* [Raw records]
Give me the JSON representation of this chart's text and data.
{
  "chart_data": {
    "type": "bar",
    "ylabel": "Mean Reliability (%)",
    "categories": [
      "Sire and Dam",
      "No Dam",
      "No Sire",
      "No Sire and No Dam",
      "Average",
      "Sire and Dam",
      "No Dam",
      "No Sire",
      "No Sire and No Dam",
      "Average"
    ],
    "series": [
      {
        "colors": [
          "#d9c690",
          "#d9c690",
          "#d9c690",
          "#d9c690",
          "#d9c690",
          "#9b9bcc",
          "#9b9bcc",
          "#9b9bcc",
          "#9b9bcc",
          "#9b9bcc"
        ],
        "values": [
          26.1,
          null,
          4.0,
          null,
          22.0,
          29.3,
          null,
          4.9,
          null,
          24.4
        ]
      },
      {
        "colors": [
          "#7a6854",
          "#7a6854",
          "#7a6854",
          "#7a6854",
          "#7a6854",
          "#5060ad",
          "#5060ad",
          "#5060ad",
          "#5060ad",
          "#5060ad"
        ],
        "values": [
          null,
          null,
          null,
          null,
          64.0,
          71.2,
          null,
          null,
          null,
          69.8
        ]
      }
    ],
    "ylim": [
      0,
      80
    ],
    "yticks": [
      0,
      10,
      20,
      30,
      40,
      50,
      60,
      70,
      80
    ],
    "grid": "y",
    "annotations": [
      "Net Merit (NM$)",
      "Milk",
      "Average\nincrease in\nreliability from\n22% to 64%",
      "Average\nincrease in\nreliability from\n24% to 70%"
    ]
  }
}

* [Aim of the exercise]
Work out how many lines in the records above contain the word "from", and reply with that number alone.

* [Final result]
2